• _Task to complete_
All lines in the data bearing the string "Electromagnetic" should be identified and copied.

# START OF Source records

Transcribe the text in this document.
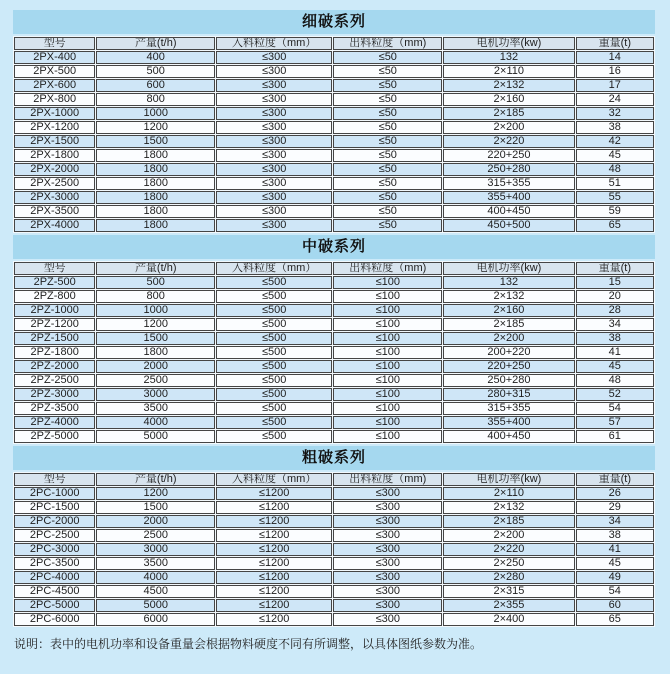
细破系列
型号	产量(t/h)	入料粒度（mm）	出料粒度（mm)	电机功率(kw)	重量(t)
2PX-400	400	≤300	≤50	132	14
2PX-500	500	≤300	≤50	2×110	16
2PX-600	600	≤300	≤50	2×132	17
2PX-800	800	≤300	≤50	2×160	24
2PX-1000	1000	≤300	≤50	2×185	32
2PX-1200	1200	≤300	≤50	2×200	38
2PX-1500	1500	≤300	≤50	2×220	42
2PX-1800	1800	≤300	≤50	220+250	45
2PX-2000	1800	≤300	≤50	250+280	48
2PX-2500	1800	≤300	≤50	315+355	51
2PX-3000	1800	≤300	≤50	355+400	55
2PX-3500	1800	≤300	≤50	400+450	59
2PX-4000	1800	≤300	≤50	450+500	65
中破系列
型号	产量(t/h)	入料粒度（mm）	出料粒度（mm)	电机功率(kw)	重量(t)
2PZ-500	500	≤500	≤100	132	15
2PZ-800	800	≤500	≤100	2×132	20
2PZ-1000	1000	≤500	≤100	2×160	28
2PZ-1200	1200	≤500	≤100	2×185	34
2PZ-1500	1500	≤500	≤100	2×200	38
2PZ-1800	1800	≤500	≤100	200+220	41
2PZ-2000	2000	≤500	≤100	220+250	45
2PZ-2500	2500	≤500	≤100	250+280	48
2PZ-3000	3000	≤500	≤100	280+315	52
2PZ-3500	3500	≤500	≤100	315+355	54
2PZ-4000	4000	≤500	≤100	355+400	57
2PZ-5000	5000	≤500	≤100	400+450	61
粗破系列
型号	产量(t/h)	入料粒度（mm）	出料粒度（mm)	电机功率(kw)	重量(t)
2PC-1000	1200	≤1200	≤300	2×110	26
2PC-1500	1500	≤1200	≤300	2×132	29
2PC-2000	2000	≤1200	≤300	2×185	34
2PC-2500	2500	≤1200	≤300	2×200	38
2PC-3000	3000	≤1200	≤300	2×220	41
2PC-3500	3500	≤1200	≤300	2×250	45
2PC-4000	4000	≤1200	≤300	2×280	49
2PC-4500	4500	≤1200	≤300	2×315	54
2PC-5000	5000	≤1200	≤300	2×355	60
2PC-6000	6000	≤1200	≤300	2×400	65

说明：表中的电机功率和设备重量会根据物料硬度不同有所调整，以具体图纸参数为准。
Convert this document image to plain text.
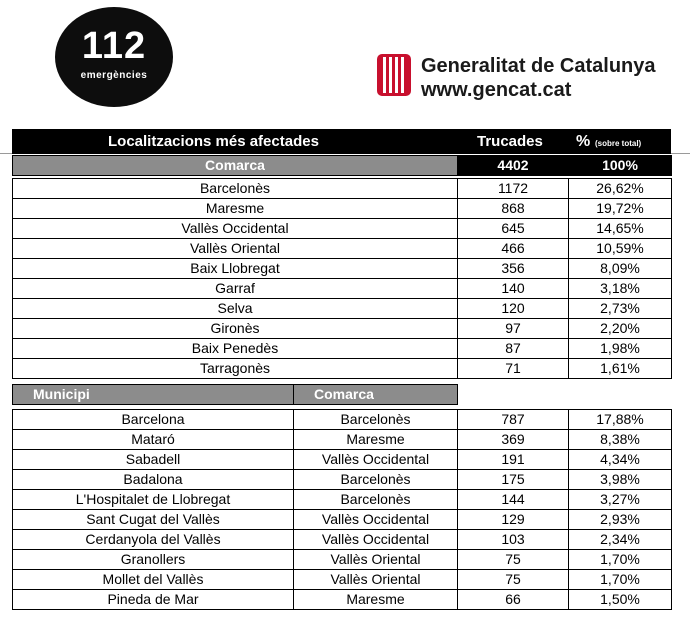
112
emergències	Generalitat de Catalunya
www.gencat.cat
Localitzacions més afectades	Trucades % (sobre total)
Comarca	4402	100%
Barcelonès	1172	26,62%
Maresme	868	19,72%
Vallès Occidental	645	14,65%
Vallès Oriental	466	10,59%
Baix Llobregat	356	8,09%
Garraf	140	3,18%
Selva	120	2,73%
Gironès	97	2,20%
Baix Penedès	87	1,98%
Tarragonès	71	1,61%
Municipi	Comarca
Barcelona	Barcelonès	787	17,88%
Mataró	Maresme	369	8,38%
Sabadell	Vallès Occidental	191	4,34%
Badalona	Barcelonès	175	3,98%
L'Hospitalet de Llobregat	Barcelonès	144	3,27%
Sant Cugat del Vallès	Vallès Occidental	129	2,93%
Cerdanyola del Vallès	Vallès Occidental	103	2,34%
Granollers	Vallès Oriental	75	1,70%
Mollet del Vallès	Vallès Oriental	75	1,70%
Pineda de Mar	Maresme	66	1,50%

# END OF Source records
# START OF Source records

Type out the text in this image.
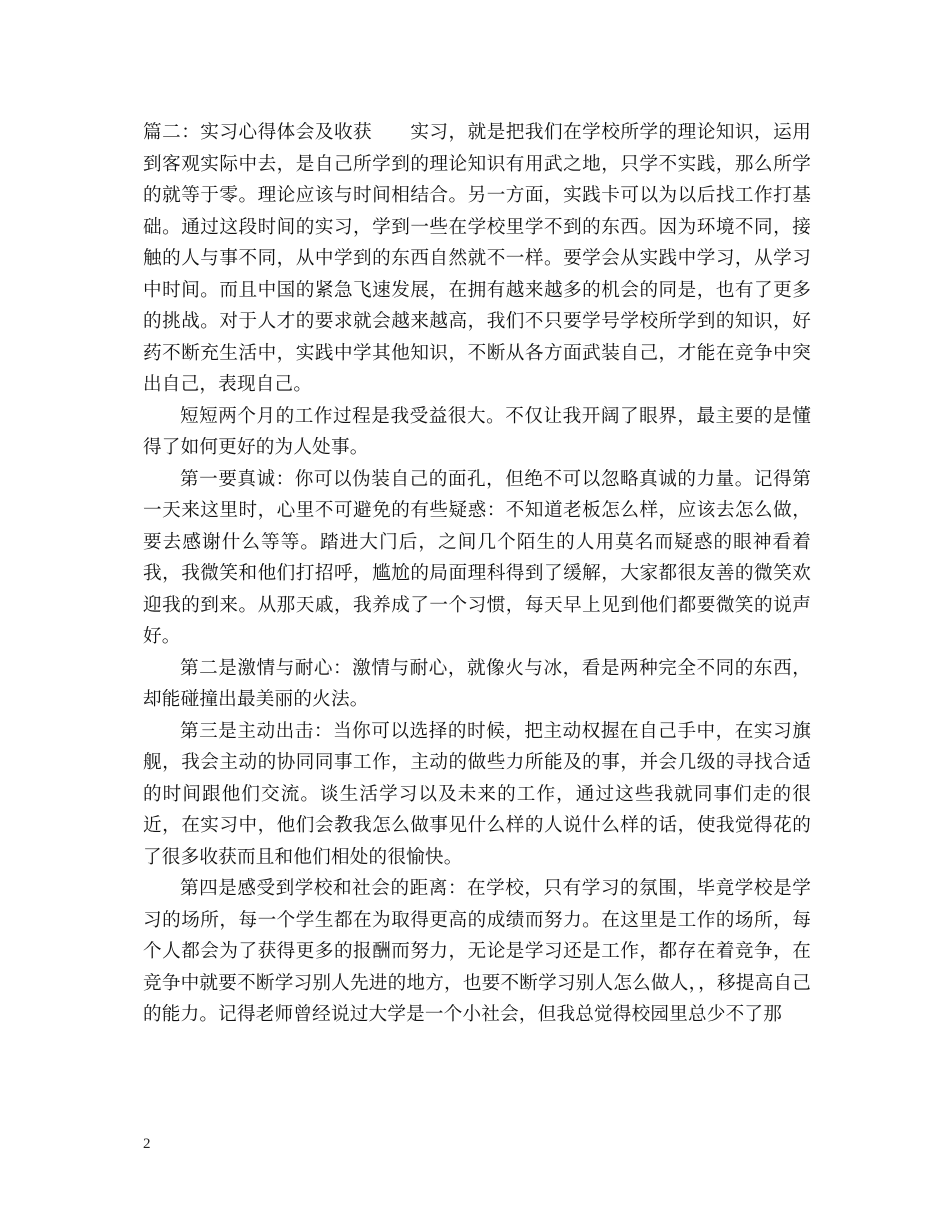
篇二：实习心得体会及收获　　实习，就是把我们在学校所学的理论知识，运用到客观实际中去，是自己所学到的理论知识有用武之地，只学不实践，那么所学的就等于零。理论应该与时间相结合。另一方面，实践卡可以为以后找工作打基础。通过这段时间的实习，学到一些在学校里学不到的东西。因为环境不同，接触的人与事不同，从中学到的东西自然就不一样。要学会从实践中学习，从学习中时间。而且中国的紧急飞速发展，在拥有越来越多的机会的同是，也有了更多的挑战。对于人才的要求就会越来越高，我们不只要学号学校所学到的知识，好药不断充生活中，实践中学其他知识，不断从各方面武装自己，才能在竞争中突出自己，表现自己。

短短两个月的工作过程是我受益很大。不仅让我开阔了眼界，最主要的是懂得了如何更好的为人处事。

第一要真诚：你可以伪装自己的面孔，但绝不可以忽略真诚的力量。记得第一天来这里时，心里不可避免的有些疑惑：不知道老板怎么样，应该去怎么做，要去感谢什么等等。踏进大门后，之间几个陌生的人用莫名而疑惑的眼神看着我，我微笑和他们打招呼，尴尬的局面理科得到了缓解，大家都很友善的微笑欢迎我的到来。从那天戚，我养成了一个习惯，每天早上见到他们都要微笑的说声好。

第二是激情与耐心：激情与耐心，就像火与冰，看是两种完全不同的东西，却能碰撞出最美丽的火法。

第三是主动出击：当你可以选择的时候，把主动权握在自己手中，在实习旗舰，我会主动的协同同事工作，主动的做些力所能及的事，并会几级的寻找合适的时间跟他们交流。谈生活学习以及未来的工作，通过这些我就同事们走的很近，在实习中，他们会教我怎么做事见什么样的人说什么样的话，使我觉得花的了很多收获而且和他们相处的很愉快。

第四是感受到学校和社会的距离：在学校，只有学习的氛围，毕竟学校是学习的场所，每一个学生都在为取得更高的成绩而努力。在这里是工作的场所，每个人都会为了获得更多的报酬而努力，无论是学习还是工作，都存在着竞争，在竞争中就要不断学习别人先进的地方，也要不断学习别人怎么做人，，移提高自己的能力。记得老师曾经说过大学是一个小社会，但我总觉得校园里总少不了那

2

# END OF Source records
# START OF Source records

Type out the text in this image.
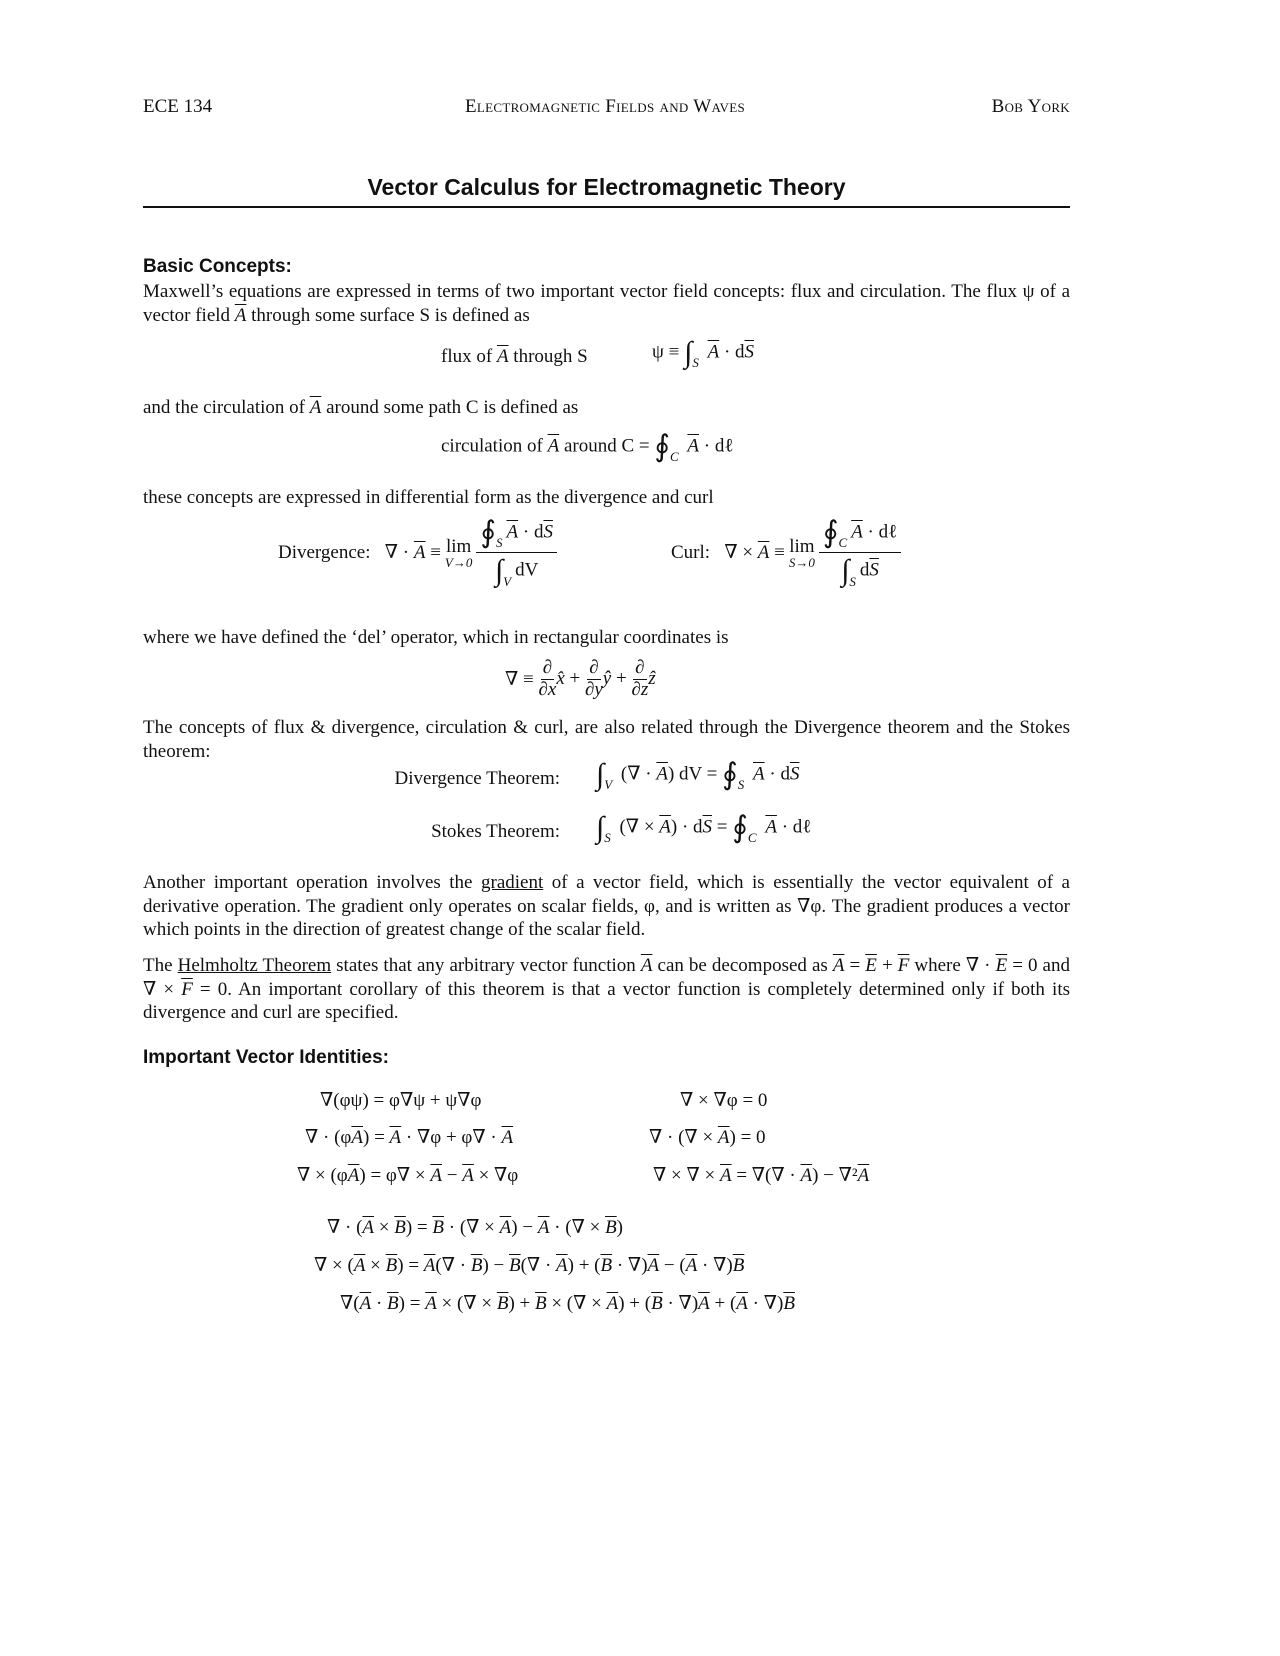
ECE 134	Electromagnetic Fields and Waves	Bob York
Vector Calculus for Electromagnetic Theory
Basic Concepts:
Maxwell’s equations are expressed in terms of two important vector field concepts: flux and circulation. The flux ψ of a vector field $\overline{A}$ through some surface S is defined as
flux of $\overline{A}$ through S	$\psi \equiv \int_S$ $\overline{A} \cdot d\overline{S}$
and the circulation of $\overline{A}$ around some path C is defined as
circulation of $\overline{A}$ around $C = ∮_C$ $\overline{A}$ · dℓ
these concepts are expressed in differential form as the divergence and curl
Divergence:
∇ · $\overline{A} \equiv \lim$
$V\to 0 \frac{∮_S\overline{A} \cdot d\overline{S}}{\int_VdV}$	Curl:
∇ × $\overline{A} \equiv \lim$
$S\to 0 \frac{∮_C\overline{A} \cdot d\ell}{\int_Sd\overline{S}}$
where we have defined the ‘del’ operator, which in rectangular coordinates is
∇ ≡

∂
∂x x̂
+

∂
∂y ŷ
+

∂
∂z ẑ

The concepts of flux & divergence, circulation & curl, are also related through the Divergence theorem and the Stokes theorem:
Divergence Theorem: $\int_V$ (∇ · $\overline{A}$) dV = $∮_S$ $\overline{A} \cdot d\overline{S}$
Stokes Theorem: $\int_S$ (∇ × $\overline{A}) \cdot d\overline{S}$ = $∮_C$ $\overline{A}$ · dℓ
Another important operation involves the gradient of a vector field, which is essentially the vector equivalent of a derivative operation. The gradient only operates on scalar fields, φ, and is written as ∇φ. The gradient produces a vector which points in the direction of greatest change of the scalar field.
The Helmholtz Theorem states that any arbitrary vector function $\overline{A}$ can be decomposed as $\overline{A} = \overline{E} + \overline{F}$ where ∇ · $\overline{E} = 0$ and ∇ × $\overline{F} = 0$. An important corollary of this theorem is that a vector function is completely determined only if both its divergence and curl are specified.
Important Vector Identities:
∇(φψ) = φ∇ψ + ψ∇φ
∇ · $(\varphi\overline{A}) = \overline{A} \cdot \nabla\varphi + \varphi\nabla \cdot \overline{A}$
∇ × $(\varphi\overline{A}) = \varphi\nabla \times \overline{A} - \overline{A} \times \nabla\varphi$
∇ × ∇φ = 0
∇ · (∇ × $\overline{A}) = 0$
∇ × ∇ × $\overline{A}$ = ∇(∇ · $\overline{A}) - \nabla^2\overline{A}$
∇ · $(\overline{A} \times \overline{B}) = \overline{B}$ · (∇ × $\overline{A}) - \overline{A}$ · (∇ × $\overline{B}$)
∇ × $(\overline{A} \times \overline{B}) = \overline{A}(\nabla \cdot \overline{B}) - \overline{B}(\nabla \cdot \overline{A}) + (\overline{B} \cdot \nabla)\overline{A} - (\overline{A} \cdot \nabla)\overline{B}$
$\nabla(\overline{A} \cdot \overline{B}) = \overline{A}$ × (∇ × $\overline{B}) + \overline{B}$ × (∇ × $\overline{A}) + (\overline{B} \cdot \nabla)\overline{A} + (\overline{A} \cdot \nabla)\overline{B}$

# END OF Source records

• _Solved problem_
ECE 134	Electromagnetic Fields and Waves	Bob York
Vector Calculus for Electromagnetic Theory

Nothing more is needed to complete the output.